(Stored data entries):
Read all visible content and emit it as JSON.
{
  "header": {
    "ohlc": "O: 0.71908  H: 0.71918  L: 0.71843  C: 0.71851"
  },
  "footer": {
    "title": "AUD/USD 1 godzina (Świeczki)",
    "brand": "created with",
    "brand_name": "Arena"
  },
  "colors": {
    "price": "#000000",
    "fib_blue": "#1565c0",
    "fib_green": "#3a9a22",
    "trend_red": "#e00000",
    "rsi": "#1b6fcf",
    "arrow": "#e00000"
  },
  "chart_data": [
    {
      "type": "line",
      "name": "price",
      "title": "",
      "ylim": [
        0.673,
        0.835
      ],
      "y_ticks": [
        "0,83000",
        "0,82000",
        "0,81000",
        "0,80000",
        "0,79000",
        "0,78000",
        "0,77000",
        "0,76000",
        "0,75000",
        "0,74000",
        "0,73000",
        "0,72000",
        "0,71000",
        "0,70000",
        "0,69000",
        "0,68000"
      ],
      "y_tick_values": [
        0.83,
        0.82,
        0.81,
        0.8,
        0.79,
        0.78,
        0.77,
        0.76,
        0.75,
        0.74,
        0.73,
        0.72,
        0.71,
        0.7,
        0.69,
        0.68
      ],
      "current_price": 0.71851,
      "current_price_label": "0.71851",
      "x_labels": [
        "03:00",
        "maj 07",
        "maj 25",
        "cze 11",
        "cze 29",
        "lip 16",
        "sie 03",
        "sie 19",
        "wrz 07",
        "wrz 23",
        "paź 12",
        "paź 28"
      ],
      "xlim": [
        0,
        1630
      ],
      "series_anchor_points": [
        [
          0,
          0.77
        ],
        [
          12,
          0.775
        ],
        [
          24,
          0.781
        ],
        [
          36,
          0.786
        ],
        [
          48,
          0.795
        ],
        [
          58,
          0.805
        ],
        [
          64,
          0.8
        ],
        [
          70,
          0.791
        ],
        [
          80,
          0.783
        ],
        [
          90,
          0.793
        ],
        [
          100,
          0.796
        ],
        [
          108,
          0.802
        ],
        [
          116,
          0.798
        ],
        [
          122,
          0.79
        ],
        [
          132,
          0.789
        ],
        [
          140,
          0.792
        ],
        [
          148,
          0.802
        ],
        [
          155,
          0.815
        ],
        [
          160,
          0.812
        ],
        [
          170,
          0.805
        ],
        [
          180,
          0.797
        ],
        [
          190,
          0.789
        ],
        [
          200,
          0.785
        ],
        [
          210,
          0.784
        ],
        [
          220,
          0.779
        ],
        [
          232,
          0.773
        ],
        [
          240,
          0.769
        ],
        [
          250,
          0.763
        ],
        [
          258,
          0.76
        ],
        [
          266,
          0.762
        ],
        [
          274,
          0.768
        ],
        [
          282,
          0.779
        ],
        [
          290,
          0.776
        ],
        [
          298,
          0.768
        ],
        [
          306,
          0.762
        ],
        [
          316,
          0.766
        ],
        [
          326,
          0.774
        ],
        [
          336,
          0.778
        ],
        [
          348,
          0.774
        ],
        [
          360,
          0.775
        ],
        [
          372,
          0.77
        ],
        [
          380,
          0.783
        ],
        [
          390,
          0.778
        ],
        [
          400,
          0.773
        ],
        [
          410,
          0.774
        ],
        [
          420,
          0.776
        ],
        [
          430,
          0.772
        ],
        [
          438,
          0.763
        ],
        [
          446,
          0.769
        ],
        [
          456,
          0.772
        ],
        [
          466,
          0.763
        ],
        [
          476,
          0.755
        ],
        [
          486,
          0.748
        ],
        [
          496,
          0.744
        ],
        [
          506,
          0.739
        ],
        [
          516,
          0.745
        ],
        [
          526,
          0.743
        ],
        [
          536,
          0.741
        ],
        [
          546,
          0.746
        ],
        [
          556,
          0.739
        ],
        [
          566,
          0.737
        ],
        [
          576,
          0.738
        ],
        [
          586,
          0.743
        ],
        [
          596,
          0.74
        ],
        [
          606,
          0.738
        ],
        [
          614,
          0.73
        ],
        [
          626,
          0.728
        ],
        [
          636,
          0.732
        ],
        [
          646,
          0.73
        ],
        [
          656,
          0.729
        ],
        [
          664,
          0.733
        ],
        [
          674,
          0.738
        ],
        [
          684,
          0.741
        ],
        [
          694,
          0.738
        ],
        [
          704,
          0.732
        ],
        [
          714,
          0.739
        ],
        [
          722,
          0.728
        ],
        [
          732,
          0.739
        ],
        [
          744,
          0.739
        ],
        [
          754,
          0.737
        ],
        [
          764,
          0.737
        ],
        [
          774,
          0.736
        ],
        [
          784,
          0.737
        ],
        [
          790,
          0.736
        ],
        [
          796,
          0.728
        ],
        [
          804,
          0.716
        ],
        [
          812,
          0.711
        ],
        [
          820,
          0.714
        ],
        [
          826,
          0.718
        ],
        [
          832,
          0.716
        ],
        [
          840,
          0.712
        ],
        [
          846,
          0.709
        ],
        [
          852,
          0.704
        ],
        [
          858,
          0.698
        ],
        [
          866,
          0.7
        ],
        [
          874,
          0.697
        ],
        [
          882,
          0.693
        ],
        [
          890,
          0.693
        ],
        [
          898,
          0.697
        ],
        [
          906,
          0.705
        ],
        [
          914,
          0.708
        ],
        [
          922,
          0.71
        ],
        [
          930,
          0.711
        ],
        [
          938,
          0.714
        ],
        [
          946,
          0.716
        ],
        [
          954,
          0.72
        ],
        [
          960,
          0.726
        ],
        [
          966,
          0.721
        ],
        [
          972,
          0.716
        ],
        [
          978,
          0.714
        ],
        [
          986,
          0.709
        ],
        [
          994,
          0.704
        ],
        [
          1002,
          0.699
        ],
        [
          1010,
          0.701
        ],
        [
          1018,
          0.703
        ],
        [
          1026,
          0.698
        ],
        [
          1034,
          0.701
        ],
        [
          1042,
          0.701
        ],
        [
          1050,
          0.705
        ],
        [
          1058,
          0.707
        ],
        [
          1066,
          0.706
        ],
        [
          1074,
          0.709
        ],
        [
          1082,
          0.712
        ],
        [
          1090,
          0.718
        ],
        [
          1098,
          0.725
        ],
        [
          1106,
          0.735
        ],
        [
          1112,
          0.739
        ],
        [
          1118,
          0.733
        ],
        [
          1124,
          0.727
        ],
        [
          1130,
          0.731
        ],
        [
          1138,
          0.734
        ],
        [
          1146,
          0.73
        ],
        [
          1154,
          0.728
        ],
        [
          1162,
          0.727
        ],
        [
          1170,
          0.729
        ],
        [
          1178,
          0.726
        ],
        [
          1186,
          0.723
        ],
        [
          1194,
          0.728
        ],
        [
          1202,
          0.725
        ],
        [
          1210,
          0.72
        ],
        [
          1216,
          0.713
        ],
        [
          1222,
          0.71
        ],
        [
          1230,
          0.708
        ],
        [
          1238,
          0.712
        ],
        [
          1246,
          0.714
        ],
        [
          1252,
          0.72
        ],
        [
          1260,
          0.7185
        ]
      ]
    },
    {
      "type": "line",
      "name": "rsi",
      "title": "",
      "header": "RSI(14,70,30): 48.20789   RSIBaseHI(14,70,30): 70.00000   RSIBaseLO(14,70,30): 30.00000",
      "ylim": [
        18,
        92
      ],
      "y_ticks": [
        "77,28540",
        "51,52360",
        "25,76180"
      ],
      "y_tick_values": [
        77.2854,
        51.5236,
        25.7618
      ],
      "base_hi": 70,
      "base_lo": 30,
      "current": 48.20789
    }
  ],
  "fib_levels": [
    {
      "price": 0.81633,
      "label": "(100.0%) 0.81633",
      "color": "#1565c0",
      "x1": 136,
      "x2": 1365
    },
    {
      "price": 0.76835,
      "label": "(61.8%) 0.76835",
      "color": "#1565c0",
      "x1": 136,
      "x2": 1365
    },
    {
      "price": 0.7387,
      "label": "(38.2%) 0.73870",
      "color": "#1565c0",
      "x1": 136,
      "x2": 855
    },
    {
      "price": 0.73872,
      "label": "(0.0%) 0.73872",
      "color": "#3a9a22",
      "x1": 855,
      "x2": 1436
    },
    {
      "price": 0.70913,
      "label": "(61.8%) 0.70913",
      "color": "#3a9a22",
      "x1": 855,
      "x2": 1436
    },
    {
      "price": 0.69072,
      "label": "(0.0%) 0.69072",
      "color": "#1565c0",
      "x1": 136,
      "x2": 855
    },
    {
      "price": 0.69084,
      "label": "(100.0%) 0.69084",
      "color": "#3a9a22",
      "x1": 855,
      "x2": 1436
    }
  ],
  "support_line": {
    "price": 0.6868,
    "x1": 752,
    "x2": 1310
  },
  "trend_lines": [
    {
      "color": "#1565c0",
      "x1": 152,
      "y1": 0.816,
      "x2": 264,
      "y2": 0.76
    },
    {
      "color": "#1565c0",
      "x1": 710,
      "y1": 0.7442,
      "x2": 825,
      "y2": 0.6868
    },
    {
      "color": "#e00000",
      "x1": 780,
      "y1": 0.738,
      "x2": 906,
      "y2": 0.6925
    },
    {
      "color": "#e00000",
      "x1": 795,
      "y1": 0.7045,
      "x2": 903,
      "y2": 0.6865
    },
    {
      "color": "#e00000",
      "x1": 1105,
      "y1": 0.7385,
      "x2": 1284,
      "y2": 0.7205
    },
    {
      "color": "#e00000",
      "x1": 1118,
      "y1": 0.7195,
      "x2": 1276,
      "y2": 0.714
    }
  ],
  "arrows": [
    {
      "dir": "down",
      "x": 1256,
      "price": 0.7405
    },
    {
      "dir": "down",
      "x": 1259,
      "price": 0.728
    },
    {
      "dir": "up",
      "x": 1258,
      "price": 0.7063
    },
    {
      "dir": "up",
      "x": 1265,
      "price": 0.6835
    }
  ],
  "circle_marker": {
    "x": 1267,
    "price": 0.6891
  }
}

(Written exercise): Return every line from the records above that holds the word "header".

(Written response):
  "header": {
      "header": "RSI(14,70,30): 48.20789   RSIBaseHI(14,70,30): 70.00000   RSIBaseLO(14,70,30): 30.00000",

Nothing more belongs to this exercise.